Aim of the task: Search the records that follow and extract every line containing the string "position".

§ §

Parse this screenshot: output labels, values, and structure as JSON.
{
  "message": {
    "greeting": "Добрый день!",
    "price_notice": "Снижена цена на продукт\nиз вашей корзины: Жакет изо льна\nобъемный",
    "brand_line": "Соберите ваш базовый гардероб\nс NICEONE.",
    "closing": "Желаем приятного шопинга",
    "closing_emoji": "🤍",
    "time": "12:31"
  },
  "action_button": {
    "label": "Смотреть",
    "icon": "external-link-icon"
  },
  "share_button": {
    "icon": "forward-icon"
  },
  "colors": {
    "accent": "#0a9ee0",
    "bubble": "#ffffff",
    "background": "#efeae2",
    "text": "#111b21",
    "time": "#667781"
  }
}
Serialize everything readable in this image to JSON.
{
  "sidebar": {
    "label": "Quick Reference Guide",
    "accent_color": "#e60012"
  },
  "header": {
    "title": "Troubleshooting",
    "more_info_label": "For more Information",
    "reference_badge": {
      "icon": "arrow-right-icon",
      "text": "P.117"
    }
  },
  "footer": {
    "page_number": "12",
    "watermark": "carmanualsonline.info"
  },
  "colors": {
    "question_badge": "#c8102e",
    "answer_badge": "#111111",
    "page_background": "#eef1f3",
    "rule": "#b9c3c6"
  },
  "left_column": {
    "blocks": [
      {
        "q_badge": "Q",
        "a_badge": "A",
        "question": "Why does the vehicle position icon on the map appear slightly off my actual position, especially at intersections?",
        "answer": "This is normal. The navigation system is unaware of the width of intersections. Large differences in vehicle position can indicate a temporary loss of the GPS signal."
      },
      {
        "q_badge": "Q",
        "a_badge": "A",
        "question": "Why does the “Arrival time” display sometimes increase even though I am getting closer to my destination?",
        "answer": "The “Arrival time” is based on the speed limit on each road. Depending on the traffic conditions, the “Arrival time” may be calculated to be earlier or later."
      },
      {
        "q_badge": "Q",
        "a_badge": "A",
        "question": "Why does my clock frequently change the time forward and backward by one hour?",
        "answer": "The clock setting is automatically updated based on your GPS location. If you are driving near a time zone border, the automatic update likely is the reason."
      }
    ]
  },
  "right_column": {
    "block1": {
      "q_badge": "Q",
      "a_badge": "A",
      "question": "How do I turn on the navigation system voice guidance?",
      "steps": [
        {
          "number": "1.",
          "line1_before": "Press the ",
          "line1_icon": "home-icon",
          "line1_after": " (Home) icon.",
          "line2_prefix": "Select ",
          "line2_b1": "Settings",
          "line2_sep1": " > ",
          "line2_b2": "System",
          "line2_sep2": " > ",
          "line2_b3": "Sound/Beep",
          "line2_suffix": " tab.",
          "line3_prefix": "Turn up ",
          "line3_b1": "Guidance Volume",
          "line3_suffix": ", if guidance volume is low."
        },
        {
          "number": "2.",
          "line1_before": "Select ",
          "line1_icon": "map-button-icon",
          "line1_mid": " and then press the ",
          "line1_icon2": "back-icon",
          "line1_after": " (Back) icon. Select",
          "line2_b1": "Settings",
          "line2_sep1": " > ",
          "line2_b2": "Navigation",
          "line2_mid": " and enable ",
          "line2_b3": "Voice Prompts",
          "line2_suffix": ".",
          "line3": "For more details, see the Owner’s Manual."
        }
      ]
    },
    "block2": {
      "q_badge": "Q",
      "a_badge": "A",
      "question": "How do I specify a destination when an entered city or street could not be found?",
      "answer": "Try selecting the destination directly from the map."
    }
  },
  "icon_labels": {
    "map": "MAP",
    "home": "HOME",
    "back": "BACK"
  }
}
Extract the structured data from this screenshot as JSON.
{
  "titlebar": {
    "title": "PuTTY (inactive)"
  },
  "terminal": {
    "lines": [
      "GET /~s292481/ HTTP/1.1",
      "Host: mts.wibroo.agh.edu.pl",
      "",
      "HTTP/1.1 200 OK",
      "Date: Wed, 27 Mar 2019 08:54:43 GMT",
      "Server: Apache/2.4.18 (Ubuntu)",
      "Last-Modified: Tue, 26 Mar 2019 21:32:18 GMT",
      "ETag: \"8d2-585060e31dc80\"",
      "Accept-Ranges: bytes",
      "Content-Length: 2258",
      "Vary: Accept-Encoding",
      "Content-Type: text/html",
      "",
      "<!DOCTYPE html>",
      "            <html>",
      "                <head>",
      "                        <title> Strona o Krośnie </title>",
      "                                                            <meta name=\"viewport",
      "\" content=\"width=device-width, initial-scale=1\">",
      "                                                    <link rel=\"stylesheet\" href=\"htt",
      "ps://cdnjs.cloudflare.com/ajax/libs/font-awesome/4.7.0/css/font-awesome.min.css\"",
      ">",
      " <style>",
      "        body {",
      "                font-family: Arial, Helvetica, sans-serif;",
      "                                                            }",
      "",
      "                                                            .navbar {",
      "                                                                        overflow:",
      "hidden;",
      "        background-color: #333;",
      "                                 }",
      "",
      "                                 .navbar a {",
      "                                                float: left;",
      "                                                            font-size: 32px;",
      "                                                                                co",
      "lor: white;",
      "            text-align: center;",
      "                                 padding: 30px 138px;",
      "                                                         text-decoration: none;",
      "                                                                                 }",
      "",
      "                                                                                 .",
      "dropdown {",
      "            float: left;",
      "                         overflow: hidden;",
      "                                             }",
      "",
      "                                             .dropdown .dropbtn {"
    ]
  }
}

§ §

Response to the exercise:
        "question": "Why does the vehicle position icon on the map appear slightly off my actual position, especially at intersections?",
        "answer": "This is normal. The navigation system is unaware of the width of intersections. Large differences in vehicle position can indicate a temporary loss of the GPS signal."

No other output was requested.